Data records:
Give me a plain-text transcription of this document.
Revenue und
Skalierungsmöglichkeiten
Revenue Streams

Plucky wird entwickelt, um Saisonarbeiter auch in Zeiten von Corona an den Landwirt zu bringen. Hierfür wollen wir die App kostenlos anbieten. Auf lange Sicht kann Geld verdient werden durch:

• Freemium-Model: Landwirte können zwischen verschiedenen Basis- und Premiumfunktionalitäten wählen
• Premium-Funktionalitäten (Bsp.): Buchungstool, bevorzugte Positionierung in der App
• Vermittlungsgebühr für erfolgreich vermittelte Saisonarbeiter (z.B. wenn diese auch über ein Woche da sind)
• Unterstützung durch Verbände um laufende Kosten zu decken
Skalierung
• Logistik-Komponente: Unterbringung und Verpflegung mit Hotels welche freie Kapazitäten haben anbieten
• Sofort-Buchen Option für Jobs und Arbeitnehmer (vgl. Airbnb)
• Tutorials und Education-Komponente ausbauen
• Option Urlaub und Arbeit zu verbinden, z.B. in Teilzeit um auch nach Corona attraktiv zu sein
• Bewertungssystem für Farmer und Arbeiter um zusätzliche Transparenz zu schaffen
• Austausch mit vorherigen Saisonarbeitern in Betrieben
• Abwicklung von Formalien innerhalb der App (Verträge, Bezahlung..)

■ What you have to do ■
Across the records, how many lines contain "anbieten"? Only the number should be given.

■ Written answer ■
2